Work to complete
Take every line that has the string "screenshot" and copy it out.
%%
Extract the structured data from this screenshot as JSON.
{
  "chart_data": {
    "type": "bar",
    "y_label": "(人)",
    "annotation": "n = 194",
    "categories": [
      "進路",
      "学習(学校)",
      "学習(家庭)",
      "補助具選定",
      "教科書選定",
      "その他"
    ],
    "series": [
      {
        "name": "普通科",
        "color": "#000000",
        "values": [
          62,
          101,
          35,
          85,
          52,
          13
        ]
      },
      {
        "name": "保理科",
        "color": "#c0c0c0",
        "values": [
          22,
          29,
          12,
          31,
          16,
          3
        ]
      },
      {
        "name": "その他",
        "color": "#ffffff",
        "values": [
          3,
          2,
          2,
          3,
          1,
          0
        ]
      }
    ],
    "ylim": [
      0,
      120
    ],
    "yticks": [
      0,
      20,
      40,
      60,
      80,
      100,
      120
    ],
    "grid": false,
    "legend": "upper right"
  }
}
%%
%%
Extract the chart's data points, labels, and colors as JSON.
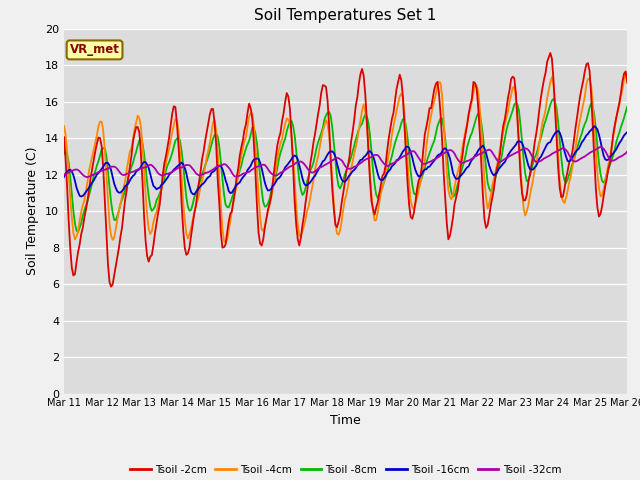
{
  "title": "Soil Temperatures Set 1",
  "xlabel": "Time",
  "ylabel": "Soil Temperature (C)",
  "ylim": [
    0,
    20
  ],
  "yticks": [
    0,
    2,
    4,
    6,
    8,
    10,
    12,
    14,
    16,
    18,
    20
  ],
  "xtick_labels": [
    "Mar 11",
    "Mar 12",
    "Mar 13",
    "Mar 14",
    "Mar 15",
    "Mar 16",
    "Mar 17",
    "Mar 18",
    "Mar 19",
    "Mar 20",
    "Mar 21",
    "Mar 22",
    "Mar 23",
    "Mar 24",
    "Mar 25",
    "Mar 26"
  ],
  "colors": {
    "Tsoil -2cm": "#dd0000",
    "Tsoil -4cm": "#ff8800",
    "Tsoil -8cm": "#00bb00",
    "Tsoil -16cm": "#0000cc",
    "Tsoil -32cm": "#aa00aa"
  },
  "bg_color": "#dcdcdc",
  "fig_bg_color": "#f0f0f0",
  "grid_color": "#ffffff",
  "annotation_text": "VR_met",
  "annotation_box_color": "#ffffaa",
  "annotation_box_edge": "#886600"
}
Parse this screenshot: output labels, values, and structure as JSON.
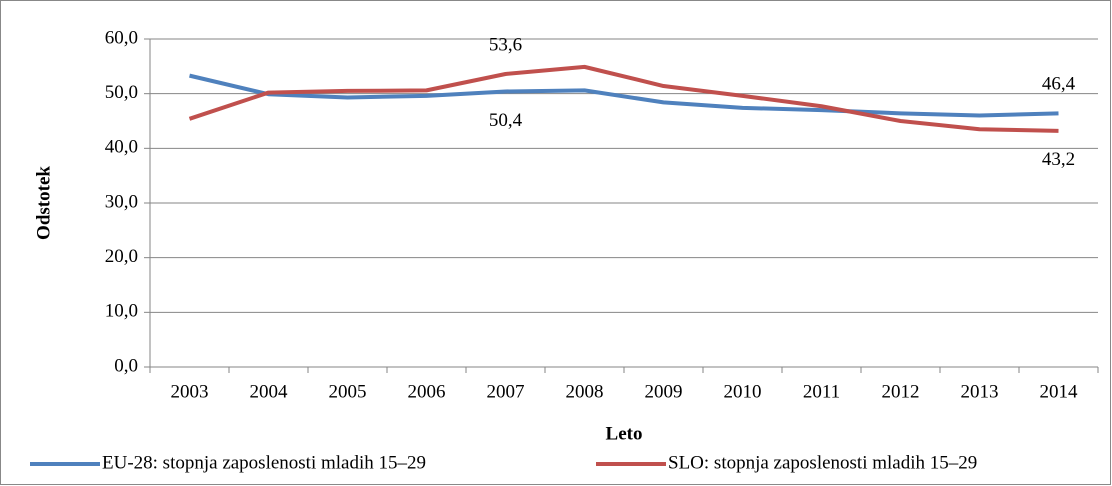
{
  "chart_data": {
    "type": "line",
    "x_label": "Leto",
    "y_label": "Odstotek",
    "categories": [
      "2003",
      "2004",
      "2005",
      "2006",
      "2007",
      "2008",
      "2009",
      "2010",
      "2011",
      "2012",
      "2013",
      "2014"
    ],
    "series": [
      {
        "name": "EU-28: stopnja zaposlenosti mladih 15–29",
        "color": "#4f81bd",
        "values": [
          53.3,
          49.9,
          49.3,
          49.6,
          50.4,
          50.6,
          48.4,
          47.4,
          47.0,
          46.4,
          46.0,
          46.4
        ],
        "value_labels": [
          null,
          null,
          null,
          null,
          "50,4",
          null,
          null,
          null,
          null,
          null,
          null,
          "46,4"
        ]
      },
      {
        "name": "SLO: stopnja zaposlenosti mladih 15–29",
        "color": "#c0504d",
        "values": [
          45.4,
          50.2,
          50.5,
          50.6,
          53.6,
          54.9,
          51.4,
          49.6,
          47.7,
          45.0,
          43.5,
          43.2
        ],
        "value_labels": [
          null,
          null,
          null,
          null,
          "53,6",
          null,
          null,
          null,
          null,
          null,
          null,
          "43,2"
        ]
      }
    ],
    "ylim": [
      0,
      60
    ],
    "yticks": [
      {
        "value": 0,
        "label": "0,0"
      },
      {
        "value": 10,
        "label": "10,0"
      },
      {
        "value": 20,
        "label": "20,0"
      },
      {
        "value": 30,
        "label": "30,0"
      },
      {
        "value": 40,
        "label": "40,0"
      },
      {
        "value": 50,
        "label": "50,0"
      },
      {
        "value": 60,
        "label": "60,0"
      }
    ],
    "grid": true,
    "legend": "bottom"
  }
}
%%
%%
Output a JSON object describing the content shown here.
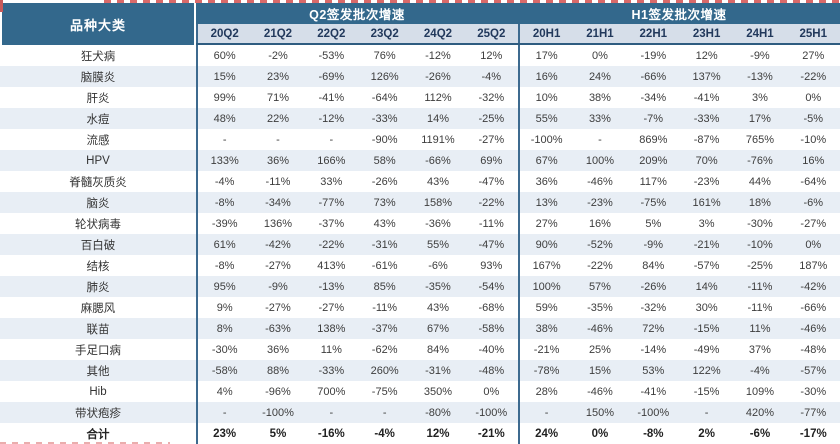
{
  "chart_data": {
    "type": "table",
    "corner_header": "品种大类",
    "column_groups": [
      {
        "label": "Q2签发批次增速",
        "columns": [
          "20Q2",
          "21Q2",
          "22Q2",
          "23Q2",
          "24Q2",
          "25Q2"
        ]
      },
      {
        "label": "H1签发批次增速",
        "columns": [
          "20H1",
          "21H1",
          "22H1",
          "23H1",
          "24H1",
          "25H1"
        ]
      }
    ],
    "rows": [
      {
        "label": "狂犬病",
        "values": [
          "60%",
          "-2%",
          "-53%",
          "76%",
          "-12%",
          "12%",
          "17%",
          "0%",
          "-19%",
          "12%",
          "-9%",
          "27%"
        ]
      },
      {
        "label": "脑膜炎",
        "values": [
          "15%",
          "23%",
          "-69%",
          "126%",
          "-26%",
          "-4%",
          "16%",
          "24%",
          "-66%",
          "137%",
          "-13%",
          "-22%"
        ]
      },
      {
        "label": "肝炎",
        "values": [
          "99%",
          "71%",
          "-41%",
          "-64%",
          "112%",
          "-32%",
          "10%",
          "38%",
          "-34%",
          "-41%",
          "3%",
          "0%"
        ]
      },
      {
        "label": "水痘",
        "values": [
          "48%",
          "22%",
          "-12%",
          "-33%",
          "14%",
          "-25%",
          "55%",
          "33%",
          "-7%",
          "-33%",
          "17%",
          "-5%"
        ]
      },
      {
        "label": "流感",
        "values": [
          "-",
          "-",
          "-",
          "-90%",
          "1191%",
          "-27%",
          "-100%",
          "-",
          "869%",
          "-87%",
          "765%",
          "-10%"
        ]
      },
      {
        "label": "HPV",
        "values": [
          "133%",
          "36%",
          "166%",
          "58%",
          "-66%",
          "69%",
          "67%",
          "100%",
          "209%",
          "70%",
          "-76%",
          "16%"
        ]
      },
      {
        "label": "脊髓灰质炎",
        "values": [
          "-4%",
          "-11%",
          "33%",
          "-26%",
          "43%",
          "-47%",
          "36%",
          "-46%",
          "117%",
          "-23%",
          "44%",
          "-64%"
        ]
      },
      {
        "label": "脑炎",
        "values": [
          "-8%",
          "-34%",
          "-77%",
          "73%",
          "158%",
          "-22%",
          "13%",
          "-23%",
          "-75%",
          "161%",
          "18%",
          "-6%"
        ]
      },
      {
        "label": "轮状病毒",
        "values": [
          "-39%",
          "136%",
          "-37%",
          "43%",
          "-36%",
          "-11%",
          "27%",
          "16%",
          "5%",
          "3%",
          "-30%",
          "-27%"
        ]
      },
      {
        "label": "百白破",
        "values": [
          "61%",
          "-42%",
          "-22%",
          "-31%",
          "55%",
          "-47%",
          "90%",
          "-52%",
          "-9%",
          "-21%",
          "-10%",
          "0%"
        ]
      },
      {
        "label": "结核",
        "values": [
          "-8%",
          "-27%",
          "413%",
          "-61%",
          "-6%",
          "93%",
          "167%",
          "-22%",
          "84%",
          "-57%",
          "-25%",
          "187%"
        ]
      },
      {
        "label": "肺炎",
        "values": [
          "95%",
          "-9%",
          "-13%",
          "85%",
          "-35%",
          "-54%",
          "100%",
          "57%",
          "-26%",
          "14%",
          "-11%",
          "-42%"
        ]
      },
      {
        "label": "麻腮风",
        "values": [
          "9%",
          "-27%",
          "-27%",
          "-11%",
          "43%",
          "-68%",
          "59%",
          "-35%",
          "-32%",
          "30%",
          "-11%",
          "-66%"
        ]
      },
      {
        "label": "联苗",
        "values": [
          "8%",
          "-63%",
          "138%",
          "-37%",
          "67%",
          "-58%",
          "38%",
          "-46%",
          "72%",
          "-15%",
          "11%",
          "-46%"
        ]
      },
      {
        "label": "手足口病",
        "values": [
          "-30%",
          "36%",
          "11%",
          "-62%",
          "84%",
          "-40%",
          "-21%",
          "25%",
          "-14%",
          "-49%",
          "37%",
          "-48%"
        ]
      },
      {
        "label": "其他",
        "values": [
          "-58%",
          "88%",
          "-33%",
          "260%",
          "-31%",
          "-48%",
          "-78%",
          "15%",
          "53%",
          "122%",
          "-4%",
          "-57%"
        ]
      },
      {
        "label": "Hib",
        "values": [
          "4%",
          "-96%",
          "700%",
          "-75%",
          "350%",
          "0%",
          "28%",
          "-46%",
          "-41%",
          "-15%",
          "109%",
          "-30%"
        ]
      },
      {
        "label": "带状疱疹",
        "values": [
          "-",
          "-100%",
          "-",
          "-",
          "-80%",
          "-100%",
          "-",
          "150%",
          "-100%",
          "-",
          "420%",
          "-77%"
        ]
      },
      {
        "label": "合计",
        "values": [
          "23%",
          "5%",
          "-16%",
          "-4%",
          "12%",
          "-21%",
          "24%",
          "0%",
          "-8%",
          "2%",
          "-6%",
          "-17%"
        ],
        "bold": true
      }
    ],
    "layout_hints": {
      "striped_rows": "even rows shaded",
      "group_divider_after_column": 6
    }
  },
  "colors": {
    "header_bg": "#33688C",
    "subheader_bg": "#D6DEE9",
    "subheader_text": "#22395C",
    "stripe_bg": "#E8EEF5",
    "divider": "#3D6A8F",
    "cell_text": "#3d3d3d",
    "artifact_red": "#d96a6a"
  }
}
%%
Expected answer
Extract the structured data from this screenshot as JSON.
Parse this screenshot: output labels, values, and structure as JSON.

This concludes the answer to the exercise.